--- BEGIN ---

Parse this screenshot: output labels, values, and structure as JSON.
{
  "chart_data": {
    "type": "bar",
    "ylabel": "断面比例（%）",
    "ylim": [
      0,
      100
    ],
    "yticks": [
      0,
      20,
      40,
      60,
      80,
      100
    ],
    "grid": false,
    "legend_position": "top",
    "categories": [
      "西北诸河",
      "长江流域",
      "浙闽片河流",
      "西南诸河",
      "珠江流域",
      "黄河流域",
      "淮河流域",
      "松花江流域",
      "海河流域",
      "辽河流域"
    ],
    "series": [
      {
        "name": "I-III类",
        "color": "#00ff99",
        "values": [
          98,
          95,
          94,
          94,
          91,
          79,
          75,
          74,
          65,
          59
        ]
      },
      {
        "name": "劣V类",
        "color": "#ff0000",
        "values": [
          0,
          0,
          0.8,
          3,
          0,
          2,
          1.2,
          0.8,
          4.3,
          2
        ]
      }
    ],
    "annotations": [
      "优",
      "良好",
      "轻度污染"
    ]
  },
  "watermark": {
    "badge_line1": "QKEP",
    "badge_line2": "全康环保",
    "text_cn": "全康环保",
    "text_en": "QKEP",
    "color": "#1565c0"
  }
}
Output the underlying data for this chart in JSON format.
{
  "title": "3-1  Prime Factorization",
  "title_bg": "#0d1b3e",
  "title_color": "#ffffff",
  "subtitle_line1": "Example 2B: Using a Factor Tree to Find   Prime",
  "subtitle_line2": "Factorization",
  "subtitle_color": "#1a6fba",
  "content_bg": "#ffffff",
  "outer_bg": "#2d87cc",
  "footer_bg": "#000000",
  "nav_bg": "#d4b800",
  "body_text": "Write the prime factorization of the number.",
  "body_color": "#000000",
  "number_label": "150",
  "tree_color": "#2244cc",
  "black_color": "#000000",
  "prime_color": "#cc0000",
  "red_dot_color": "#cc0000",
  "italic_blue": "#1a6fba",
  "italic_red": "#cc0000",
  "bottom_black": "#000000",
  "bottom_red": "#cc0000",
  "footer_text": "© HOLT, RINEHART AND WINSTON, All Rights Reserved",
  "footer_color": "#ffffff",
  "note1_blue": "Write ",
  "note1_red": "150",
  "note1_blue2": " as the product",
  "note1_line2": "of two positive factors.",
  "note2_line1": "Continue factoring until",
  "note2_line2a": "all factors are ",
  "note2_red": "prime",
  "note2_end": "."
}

--- END ---

* [Job]: Write down every line of the data exactly as it appears above.

* [Final result]:
Parse this screenshot: output labels, values, and structure as JSON.
{
  "chart_data": {
    "type": "bar",
    "ylabel": "断面比例（%）",
    "ylim": [
      0,
      100
    ],
    "yticks": [
      0,
      20,
      40,
      60,
      80,
      100
    ],
    "grid": false,
    "legend_position": "top",
    "categories": [
      "西北诸河",
      "长江流域",
      "浙闽片河流",
      "西南诸河",
      "珠江流域",
      "黄河流域",
      "淮河流域",
      "松花江流域",
      "海河流域",
      "辽河流域"
    ],
    "series": [
      {
        "name": "I-III类",
        "color": "#00ff99",
        "values": [
          98,
          95,
          94,
          94,
          91,
          79,
          75,
          74,
          65,
          59
        ]
      },
      {
        "name": "劣V类",
        "color": "#ff0000",
        "values": [
          0,
          0,
          0.8,
          3,
          0,
          2,
          1.2,
          0.8,
          4.3,
          2
        ]
      }
    ],
    "annotations": [
      "优",
      "良好",
      "轻度污染"
    ]
  },
  "watermark": {
    "badge_line1": "QKEP",
    "badge_line2": "全康环保",
    "text_cn": "全康环保",
    "text_en": "QKEP",
    "color": "#1565c0"
  }
}
Output the underlying data for this chart in JSON format.
{
  "title": "3-1  Prime Factorization",
  "title_bg": "#0d1b3e",
  "title_color": "#ffffff",
  "subtitle_line1": "Example 2B: Using a Factor Tree to Find   Prime",
  "subtitle_line2": "Factorization",
  "subtitle_color": "#1a6fba",
  "content_bg": "#ffffff",
  "outer_bg": "#2d87cc",
  "footer_bg": "#000000",
  "nav_bg": "#d4b800",
  "body_text": "Write the prime factorization of the number.",
  "body_color": "#000000",
  "number_label": "150",
  "tree_color": "#2244cc",
  "black_color": "#000000",
  "prime_color": "#cc0000",
  "red_dot_color": "#cc0000",
  "italic_blue": "#1a6fba",
  "italic_red": "#cc0000",
  "bottom_black": "#000000",
  "bottom_red": "#cc0000",
  "footer_text": "© HOLT, RINEHART AND WINSTON, All Rights Reserved",
  "footer_color": "#ffffff",
  "note1_blue": "Write ",
  "note1_red": "150",
  "note1_blue2": " as the product",
  "note1_line2": "of two positive factors.",
  "note2_line1": "Continue factoring until",
  "note2_line2a": "all factors are ",
  "note2_red": "prime",
  "note2_end": "."
}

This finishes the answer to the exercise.